**Required work**
Keep only the lines where "JSON" appears.

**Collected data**
- - -
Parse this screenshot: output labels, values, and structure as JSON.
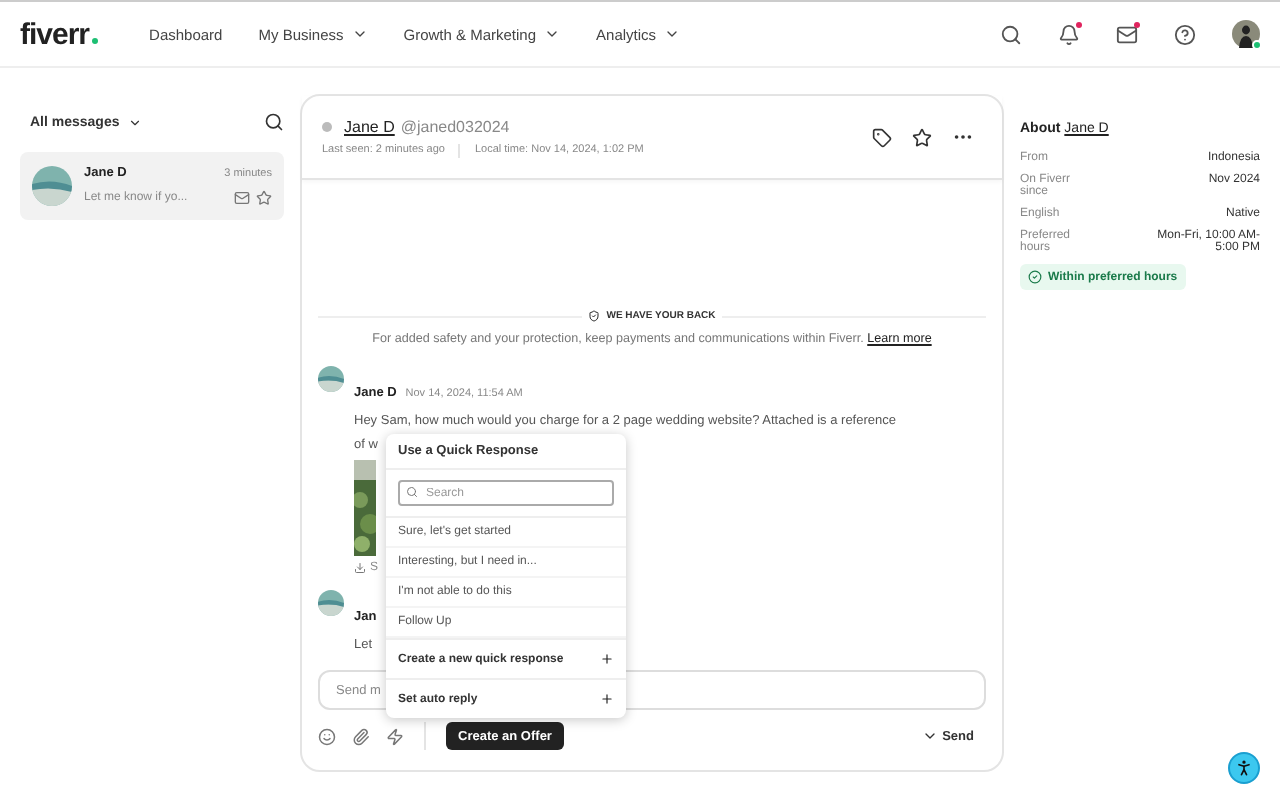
{
  "nav": {
    "logo": "fiverr",
    "items": [
      {
        "label": "Dashboard",
        "dropdown": false
      },
      {
        "label": "My Business",
        "dropdown": true
      },
      {
        "label": "Growth & Marketing",
        "dropdown": true
      },
      {
        "label": "Analytics",
        "dropdown": true
      }
    ],
    "notifications_unread": true,
    "messages_unread": true,
    "user_online": true
  },
  "inbox": {
    "filter": "All messages",
    "conversations": [
      {
        "name": "Jane D",
        "time": "3 minutes",
        "preview": "Let me know if yo...",
        "selected": true
      }
    ]
  },
  "chat": {
    "contact": {
      "name": "Jane D",
      "handle": "@janed032024",
      "online": false,
      "last_seen": "Last seen: 2 minutes ago",
      "local_time": "Local time: Nov 14, 2024, 1:02 PM"
    },
    "notice": {
      "title": "WE HAVE YOUR BACK",
      "text": "For added safety and your protection, keep payments and communications within Fiverr.",
      "link": "Learn more"
    },
    "messages": [
      {
        "name": "Jane D",
        "time": "Nov 14, 2024, 11:54 AM",
        "lines": [
          "Hey Sam, how much would you charge for a 2 page wedding website? Attached is a reference",
          "of w"
        ],
        "attachment": {
          "kind": "picture",
          "label": "S"
        }
      },
      {
        "name": "Jan",
        "lines": [
          "Let"
        ]
      }
    ],
    "composer": {
      "placeholder": "Send m",
      "offer_button": "Create an Offer",
      "send": "Send"
    }
  },
  "quick_response": {
    "title": "Use a Quick Response",
    "search_placeholder": "Search",
    "responses": [
      "Sure, let's get started",
      "Interesting, but I need in...",
      "I'm not able to do this",
      "Follow Up"
    ],
    "actions": [
      "Create a new quick response",
      "Set auto reply"
    ]
  },
  "about": {
    "title": "About",
    "name": "Jane D",
    "rows": [
      {
        "label": "From",
        "value": "Indonesia"
      },
      {
        "label": "On Fiverr since",
        "value": "Nov 2024"
      },
      {
        "label": "English",
        "value": "Native"
      },
      {
        "label": "Preferred hours",
        "value": "Mon-Fri, 10:00 AM-5:00 PM"
      }
    ],
    "status": "Within preferred hours"
  }
}
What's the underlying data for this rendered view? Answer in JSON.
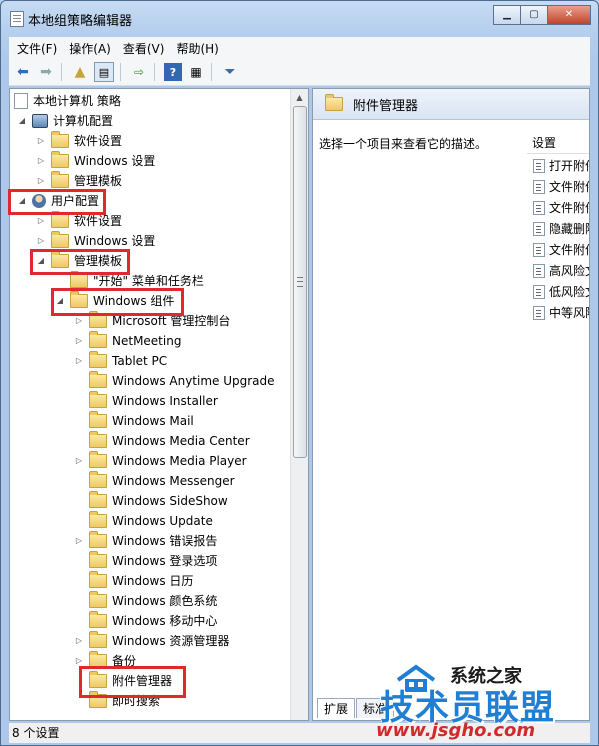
{
  "window": {
    "title": "本地组策略编辑器",
    "controls": {
      "minimize": "▁",
      "maximize": "▢",
      "close": "✕"
    }
  },
  "menu": [
    "文件(F)",
    "操作(A)",
    "查看(V)",
    "帮助(H)"
  ],
  "toolbar": [
    "back-icon",
    "forward-icon",
    "up-folder-icon",
    "show-tree-icon",
    "export-icon",
    "help-icon",
    "properties-icon",
    "filter-icon"
  ],
  "tree": {
    "root": "本地计算机 策略",
    "computer_config": "计算机配置",
    "cc_software": "软件设置",
    "cc_windows": "Windows 设置",
    "cc_admin": "管理模板",
    "user_config": "用户配置",
    "uc_software": "软件设置",
    "uc_windows": "Windows 设置",
    "uc_admin": "管理模板",
    "start_menu": "\"开始\" 菜单和任务栏",
    "windows_components": "Windows 组件",
    "components": [
      "Microsoft 管理控制台",
      "NetMeeting",
      "Tablet PC",
      "Windows Anytime Upgrade",
      "Windows Installer",
      "Windows Mail",
      "Windows Media Center",
      "Windows Media Player",
      "Windows Messenger",
      "Windows SideShow",
      "Windows Update",
      "Windows 错误报告",
      "Windows 登录选项",
      "Windows 日历",
      "Windows 颜色系统",
      "Windows 移动中心",
      "Windows 资源管理器",
      "备份",
      "附件管理器",
      "即时搜索"
    ]
  },
  "right": {
    "header_title": "附件管理器",
    "description": "选择一个项目来查看它的描述。",
    "settings_header": "设置",
    "settings": [
      "打开附件",
      "文件附件",
      "文件附件",
      "隐藏删除",
      "文件附件",
      "高风险文",
      "低风险文",
      "中等风险"
    ],
    "tabs": [
      "扩展",
      "标准"
    ]
  },
  "status": "8 个设置",
  "watermark": {
    "top": "系统之家",
    "big": "技术员联盟",
    "url": "www.jsgho.com"
  }
}
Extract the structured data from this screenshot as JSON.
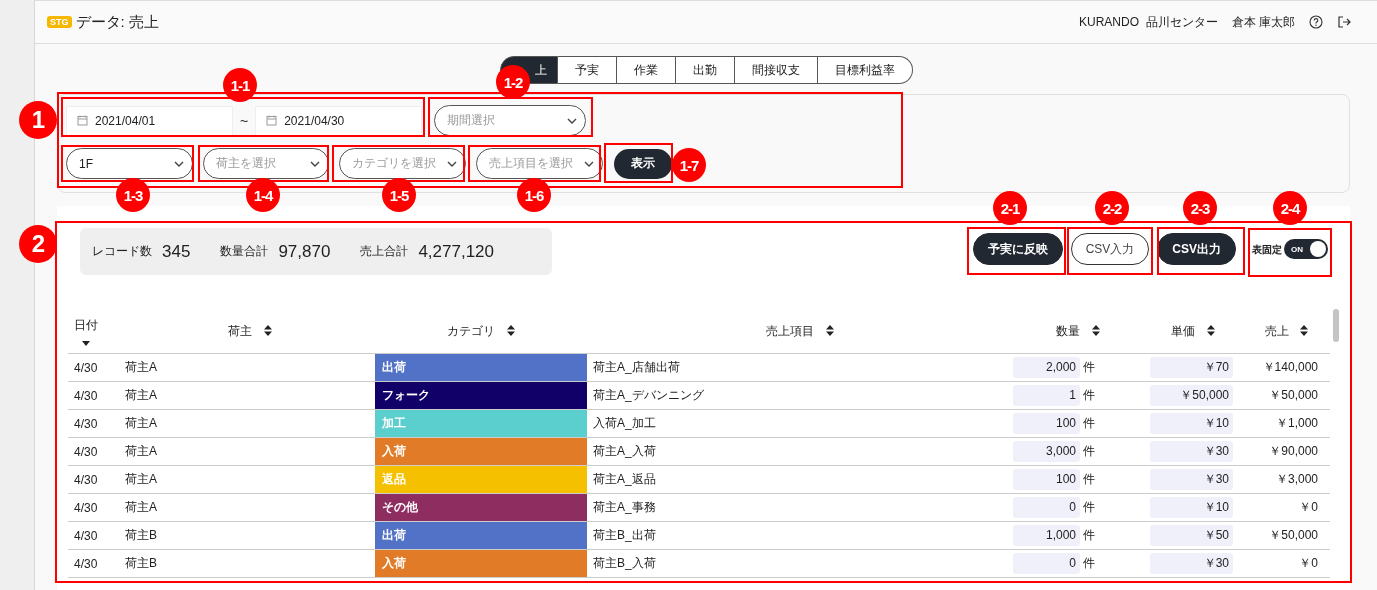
- - -
**Finished task**
Parse this screenshot: output labels, values, and structure as JSON.
What's the underlying data for this rendered view? Answer in JSON.
Extract the structured data from this screenshot as JSON.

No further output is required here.